REQUEST:
Your task is to print all of the material verbatim.

==== DATA FOR THIS TASK ====

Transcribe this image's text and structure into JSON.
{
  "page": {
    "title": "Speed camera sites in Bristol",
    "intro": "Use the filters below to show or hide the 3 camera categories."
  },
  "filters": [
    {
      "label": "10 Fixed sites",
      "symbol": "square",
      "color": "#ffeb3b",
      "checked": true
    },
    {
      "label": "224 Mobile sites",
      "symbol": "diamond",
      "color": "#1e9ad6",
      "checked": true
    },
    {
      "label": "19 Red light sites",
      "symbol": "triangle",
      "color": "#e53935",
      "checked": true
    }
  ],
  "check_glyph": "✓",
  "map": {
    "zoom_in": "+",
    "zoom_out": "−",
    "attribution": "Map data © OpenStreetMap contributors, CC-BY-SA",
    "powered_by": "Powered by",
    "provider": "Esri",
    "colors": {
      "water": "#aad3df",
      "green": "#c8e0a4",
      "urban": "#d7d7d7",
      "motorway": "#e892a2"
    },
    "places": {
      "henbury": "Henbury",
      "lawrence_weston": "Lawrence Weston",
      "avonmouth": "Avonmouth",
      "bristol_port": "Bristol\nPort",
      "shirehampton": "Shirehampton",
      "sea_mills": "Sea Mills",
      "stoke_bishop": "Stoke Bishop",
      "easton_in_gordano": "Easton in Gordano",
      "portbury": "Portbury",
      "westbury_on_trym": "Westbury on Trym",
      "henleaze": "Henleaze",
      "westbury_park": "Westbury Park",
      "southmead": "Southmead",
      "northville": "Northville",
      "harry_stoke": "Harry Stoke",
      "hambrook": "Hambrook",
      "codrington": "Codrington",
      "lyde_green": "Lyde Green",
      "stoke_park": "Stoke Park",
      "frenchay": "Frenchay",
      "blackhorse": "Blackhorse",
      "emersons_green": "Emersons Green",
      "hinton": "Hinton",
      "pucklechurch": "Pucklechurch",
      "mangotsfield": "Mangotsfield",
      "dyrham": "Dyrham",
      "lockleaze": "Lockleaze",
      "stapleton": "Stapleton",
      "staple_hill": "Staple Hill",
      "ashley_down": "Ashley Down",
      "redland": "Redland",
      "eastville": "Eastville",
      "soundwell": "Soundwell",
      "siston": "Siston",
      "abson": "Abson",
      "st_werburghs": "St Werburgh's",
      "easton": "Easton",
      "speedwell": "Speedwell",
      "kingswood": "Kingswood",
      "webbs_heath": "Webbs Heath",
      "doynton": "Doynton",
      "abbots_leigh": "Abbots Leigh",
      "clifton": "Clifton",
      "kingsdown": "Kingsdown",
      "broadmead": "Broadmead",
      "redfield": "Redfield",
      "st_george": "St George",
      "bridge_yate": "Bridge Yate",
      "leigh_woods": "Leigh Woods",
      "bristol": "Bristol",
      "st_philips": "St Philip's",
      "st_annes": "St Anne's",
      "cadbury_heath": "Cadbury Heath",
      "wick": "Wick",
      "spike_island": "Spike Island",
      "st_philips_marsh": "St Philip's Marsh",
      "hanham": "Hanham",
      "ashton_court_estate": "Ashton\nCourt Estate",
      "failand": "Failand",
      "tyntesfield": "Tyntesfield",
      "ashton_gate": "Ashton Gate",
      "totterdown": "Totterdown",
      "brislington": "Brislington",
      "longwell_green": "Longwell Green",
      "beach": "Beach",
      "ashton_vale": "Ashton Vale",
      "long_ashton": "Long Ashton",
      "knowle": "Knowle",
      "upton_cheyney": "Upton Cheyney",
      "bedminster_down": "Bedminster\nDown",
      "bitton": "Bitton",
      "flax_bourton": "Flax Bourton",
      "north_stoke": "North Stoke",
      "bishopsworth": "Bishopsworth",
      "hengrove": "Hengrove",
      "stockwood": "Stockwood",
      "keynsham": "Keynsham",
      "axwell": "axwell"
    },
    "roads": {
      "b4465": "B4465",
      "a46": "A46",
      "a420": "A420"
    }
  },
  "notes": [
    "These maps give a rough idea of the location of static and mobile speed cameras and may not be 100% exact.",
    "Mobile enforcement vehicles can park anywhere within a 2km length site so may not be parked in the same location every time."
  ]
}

====

EXERCISE OUTPUT:
Transcribe this image's text and structure into JSON.
{
  "page": {
    "title": "Speed camera sites in Bristol",
    "intro": "Use the filters below to show or hide the 3 camera categories."
  },
  "filters": [
    {
      "label": "10 Fixed sites",
      "symbol": "square",
      "color": "#ffeb3b",
      "checked": true
    },
    {
      "label": "224 Mobile sites",
      "symbol": "diamond",
      "color": "#1e9ad6",
      "checked": true
    },
    {
      "label": "19 Red light sites",
      "symbol": "triangle",
      "color": "#e53935",
      "checked": true
    }
  ],
  "check_glyph": "✓",
  "map": {
    "zoom_in": "+",
    "zoom_out": "−",
    "attribution": "Map data © OpenStreetMap contributors, CC-BY-SA",
    "powered_by": "Powered by",
    "provider": "Esri",
    "colors": {
      "water": "#aad3df",
      "green": "#c8e0a4",
      "urban": "#d7d7d7",
      "motorway": "#e892a2"
    },
    "places": {
      "henbury": "Henbury",
      "lawrence_weston": "Lawrence Weston",
      "avonmouth": "Avonmouth",
      "bristol_port": "Bristol\nPort",
      "shirehampton": "Shirehampton",
      "sea_mills": "Sea Mills",
      "stoke_bishop": "Stoke Bishop",
      "easton_in_gordano": "Easton in Gordano",
      "portbury": "Portbury",
      "westbury_on_trym": "Westbury on Trym",
      "henleaze": "Henleaze",
      "westbury_park": "Westbury Park",
      "southmead": "Southmead",
      "northville": "Northville",
      "harry_stoke": "Harry Stoke",
      "hambrook": "Hambrook",
      "codrington": "Codrington",
      "lyde_green": "Lyde Green",
      "stoke_park": "Stoke Park",
      "frenchay": "Frenchay",
      "blackhorse": "Blackhorse",
      "emersons_green": "Emersons Green",
      "hinton": "Hinton",
      "pucklechurch": "Pucklechurch",
      "mangotsfield": "Mangotsfield",
      "dyrham": "Dyrham",
      "lockleaze": "Lockleaze",
      "stapleton": "Stapleton",
      "staple_hill": "Staple Hill",
      "ashley_down": "Ashley Down",
      "redland": "Redland",
      "eastville": "Eastville",
      "soundwell": "Soundwell",
      "siston": "Siston",
      "abson": "Abson",
      "st_werburghs": "St Werburgh's",
      "easton": "Easton",
      "speedwell": "Speedwell",
      "kingswood": "Kingswood",
      "webbs_heath": "Webbs Heath",
      "doynton": "Doynton",
      "abbots_leigh": "Abbots Leigh",
      "clifton": "Clifton",
      "kingsdown": "Kingsdown",
      "broadmead": "Broadmead",
      "redfield": "Redfield",
      "st_george": "St George",
      "bridge_yate": "Bridge Yate",
      "leigh_woods": "Leigh Woods",
      "bristol": "Bristol",
      "st_philips": "St Philip's",
      "st_annes": "St Anne's",
      "cadbury_heath": "Cadbury Heath",
      "wick": "Wick",
      "spike_island": "Spike Island",
      "st_philips_marsh": "St Philip's Marsh",
      "hanham": "Hanham",
      "ashton_court_estate": "Ashton\nCourt Estate",
      "failand": "Failand",
      "tyntesfield": "Tyntesfield",
      "ashton_gate": "Ashton Gate",
      "totterdown": "Totterdown",
      "brislington": "Brislington",
      "longwell_green": "Longwell Green",
      "beach": "Beach",
      "ashton_vale": "Ashton Vale",
      "long_ashton": "Long Ashton",
      "knowle": "Knowle",
      "upton_cheyney": "Upton Cheyney",
      "bedminster_down": "Bedminster\nDown",
      "bitton": "Bitton",
      "flax_bourton": "Flax Bourton",
      "north_stoke": "North Stoke",
      "bishopsworth": "Bishopsworth",
      "hengrove": "Hengrove",
      "stockwood": "Stockwood",
      "keynsham": "Keynsham",
      "axwell": "axwell"
    },
    "roads": {
      "b4465": "B4465",
      "a46": "A46",
      "a420": "A420"
    }
  },
  "notes": [
    "These maps give a rough idea of the location of static and mobile speed cameras and may not be 100% exact.",
    "Mobile enforcement vehicles can park anywhere within a 2km length site so may not be parked in the same location every time."
  ]
}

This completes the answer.